**Problem description:** Within the data below, state how many lines contain the string "name". Provide the number only.

Records about charts and figures

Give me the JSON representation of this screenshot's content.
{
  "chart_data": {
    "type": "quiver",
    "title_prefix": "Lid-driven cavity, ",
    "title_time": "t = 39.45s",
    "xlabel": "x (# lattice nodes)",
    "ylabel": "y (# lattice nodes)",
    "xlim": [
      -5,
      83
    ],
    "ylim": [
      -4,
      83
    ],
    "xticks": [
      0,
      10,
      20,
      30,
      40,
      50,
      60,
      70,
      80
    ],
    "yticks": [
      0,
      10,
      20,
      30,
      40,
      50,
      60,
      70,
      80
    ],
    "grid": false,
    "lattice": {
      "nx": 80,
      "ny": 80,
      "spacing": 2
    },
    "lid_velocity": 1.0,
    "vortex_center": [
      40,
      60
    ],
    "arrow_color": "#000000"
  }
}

* * *

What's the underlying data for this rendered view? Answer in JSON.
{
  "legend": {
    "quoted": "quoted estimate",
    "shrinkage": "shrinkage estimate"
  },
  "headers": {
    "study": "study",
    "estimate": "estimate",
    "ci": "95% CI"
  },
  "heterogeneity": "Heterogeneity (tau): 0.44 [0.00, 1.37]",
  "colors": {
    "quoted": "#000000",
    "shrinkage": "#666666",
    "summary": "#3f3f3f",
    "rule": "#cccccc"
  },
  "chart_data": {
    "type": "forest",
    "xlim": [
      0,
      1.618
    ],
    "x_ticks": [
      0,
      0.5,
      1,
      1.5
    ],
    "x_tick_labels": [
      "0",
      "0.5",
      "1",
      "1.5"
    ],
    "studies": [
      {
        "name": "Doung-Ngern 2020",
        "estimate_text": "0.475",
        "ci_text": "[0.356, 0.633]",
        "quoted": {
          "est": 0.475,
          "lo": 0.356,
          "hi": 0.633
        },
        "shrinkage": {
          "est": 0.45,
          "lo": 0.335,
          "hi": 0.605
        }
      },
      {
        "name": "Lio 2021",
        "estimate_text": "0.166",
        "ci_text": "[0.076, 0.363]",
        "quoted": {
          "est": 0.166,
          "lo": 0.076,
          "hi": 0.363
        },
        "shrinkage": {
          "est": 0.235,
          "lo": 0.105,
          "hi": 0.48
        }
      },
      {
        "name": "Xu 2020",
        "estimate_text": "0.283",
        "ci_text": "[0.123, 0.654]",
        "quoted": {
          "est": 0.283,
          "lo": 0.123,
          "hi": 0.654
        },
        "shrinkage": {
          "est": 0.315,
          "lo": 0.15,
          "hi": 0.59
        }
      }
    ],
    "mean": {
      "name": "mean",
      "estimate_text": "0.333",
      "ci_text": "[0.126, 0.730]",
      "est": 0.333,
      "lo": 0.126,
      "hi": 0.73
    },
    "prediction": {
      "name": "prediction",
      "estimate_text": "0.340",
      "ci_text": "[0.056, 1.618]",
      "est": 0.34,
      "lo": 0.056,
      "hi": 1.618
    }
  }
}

**Result for this task:** 5